Scan the following material for the string "Parent" and copy each line in which it appears.
....
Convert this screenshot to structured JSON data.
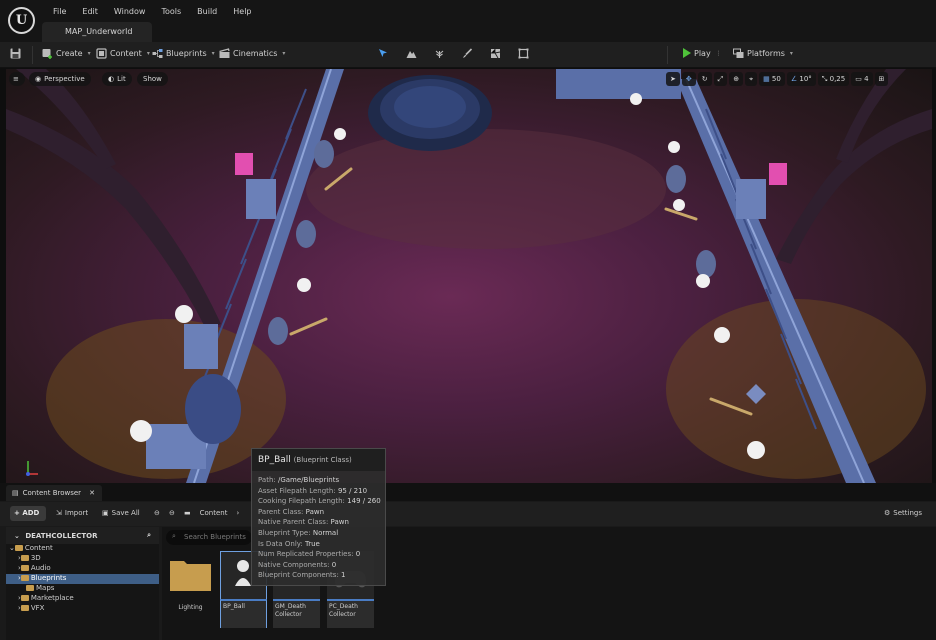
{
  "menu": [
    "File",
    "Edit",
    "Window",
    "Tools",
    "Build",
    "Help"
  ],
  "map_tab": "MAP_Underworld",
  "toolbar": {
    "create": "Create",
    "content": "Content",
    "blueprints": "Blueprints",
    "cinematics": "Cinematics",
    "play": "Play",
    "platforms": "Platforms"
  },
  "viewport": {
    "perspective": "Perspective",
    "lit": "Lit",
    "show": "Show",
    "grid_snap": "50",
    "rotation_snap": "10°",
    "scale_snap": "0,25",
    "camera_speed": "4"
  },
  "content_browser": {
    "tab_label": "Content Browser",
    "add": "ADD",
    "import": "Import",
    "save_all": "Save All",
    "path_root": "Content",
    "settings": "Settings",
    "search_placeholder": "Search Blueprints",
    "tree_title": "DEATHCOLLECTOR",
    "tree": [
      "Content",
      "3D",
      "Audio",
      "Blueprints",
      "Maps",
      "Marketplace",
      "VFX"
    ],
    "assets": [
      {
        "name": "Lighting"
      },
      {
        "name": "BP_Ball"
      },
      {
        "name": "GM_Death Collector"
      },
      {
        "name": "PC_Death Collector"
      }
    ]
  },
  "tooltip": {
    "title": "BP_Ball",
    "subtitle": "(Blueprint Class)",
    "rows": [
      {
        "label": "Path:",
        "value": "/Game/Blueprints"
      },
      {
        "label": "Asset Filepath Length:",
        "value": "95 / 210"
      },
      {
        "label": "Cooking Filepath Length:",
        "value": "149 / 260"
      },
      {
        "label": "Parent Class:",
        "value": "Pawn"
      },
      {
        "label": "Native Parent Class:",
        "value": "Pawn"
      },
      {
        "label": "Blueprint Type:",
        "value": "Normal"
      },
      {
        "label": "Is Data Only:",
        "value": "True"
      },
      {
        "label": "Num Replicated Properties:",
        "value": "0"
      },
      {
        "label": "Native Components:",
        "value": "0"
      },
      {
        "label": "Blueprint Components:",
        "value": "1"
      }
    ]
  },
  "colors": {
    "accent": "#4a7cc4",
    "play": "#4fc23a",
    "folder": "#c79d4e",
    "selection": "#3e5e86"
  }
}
....
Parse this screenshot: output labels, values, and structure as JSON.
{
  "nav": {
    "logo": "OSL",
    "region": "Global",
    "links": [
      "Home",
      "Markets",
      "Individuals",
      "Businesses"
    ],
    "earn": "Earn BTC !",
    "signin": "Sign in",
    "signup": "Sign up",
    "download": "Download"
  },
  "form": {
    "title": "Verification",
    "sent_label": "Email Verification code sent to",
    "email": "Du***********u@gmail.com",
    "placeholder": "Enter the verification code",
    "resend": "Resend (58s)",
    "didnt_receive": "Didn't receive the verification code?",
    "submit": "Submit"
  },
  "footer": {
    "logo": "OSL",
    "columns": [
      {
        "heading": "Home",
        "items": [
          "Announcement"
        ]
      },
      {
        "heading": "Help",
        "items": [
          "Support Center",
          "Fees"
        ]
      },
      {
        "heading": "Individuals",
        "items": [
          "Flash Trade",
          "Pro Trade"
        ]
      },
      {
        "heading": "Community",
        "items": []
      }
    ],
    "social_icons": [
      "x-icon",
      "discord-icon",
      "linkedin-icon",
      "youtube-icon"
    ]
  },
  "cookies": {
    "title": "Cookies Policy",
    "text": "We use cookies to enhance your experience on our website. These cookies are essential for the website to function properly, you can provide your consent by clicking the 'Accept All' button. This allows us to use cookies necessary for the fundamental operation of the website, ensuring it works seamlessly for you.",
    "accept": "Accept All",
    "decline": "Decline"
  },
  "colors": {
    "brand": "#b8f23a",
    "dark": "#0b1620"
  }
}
....
- Worked answer
        "label": "Parent Class:",
        "label": "Native Parent Class:",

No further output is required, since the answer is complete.